From the entries below, pull out each line where "adaptable" appears.
* * * * * * * * *
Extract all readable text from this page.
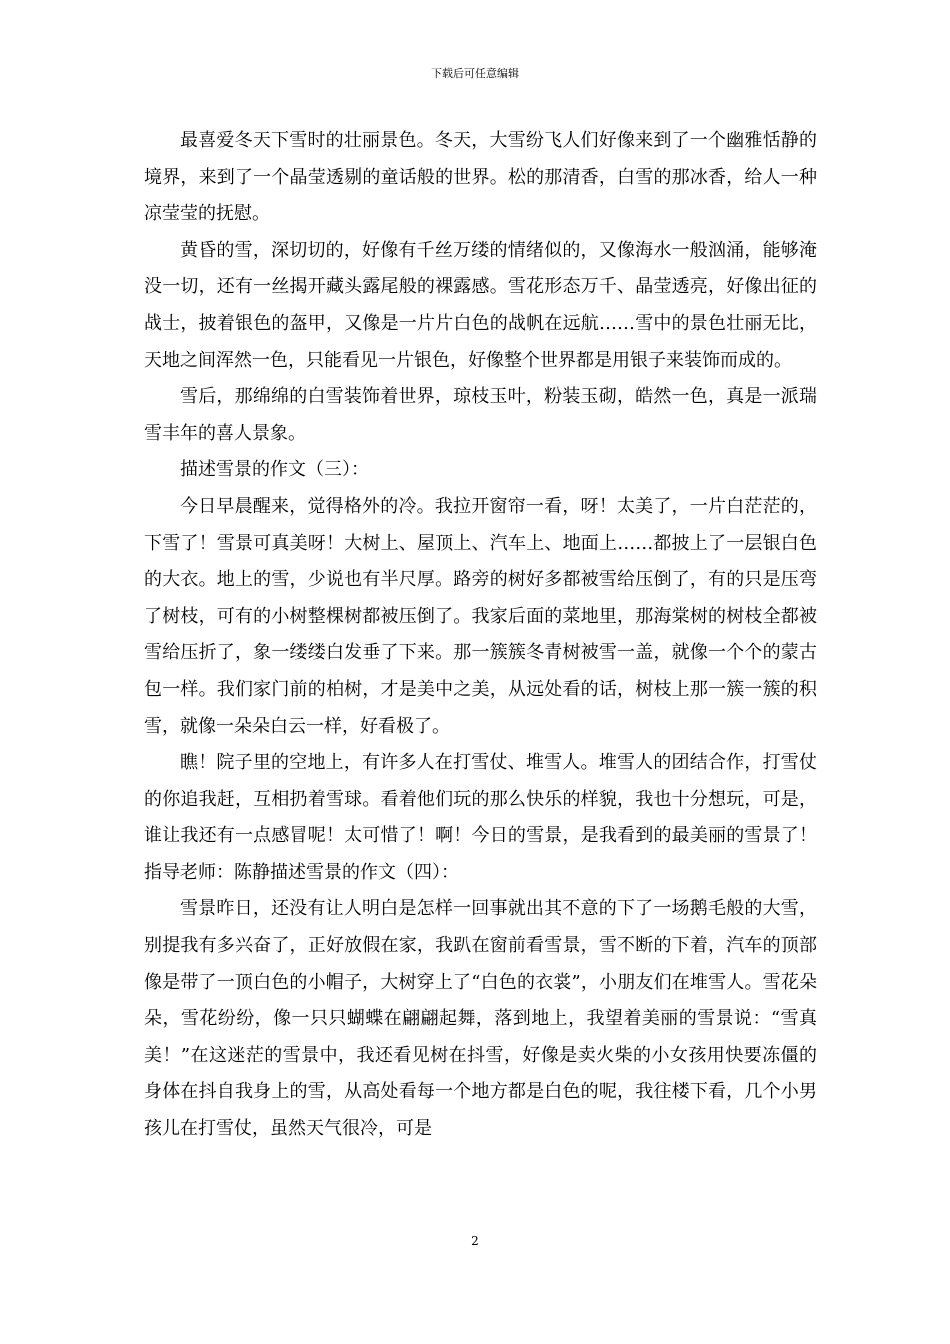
下载后可任意编辑

最喜爱冬天下雪时的壮丽景色。冬天，大雪纷飞人们好像来到了一个幽雅恬静的境界，来到了一个晶莹透剔的童话般的世界。松的那清香，白雪的那冰香，给人一种凉莹莹的抚慰。

黄昏的雪，深切切的，好像有千丝万缕的情绪似的，又像海水一般汹涌，能够淹没一切，还有一丝揭开藏头露尾般的裸露感。雪花形态万千、晶莹透亮，好像出征的战士，披着银色的盔甲，又像是一片片白色的战帆在远航……雪中的景色壮丽无比，天地之间浑然一色，只能看见一片银色，好像整个世界都是用银子来装饰而成的。

雪后，那绵绵的白雪装饰着世界，琼枝玉叶，粉装玉砌，皓然一色，真是一派瑞雪丰年的喜人景象。

描述雪景的作文（三）：

今日早晨醒来，觉得格外的冷。我拉开窗帘一看，呀！太美了，一片白茫茫的，下雪了！雪景可真美呀！大树上、屋顶上、汽车上、地面上……都披上了一层银白色的大衣。地上的雪，少说也有半尺厚。路旁的树好多都被雪给压倒了，有的只是压弯了树枝，可有的小树整棵树都被压倒了。我家后面的菜地里，那海棠树的树枝全都被雪给压折了，象一缕缕白发垂了下来。那一簇簇冬青树被雪一盖，就像一个个的蒙古包一样。我们家门前的柏树，才是美中之美，从远处看的话，树枝上那一簇一簇的积雪，就像一朵朵白云一样，好看极了。

瞧！院子里的空地上，有许多人在打雪仗、堆雪人。堆雪人的团结合作，打雪仗的你追我赶，互相扔着雪球。看着他们玩的那么快乐的样貌，我也十分想玩，可是，谁让我还有一点感冒呢！太可惜了！啊！今日的雪景，是我看到的最美丽的雪景了！指导老师：陈静描述雪景的作文（四）：

雪景昨日，还没有让人明白是怎样一回事就出其不意的下了一场鹅毛般的大雪，别提我有多兴奋了，正好放假在家，我趴在窗前看雪景，雪不断的下着，汽车的顶部像是带了一顶白色的小帽子，大树穿上了“白色的衣裳”，小朋友们在堆雪人。雪花朵朵，雪花纷纷，像一只只蝴蝶在翩翩起舞，落到地上，我望着美丽的雪景说：“雪真美！”在这迷茫的雪景中，我还看见树在抖雪，好像是卖火柴的小女孩用快要冻僵的身体在抖自我身上的雪，从高处看每一个地方都是白色的呢，我往楼下看，几个小男孩儿在打雪仗，虽然天气很冷，可是

2
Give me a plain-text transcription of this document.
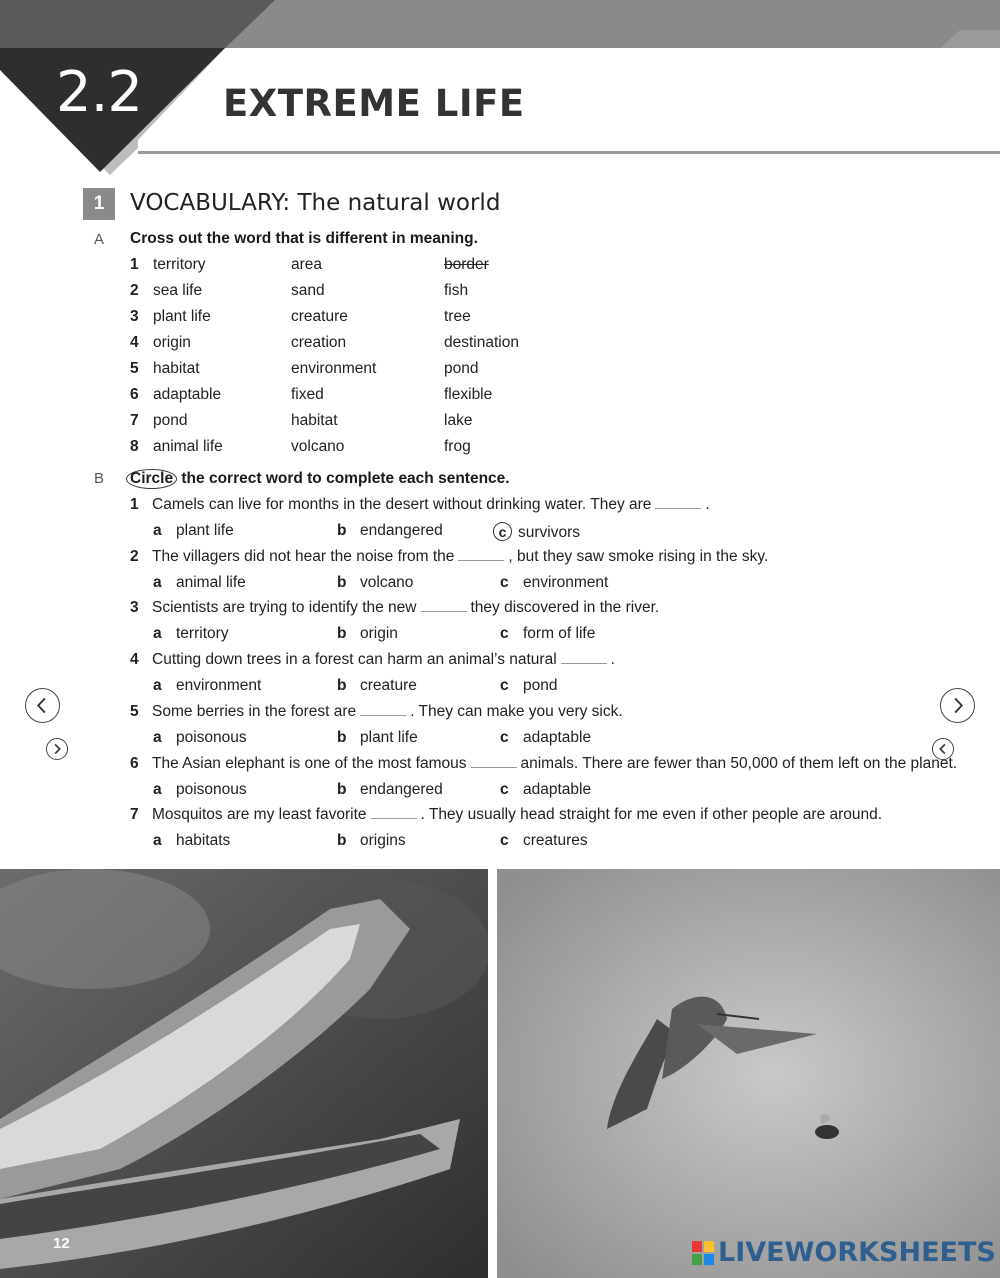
2.2 EXTREME LIFE
1	VOCABULARY: The natural world
A Cross out the word that is different in meaning.
1 territory	area	border
2 sea life	sand	fish
3 plant life	creature	tree
4 origin	creation	destination
5 habitat	environment	pond
6 adaptable	fixed	flexible
7 pond	habitat	lake
8 animal life	volcano	frog
B Circle the correct word to complete each sentence.
1 Camels can live for months in the desert without drinking water. They are	.
a plant life	b endangered	c survivors
2 The villagers did not hear the noise from the	, but they saw smoke rising in the sky.
a animal life	b volcano	c environment
3 Scientists are trying to identify the new	they discovered in the river.
a territory	b origin	c form of life
4 Cutting down trees in a forest can harm an animal’s natural	.
a environment	b creature	c pond
5 Some berries in the forest are	. They can make you very sick.
a poisonous	b plant life	c adaptable
6 The Asian elephant is one of the most famous	animals. There are fewer than 50,000 of them left on the planet.
a poisonous	b endangered	c adaptable
7 Mosquitos are my least favorite	. They usually head straight for me even if other people are around.
a habitats	b origins	c creatures
12	LIVEWORKSHEETS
* * * * * * * * *
#### Right answer
6 adaptable	fixed	flexible
a poisonous	b plant life	c adaptable
a poisonous	b endangered	c adaptable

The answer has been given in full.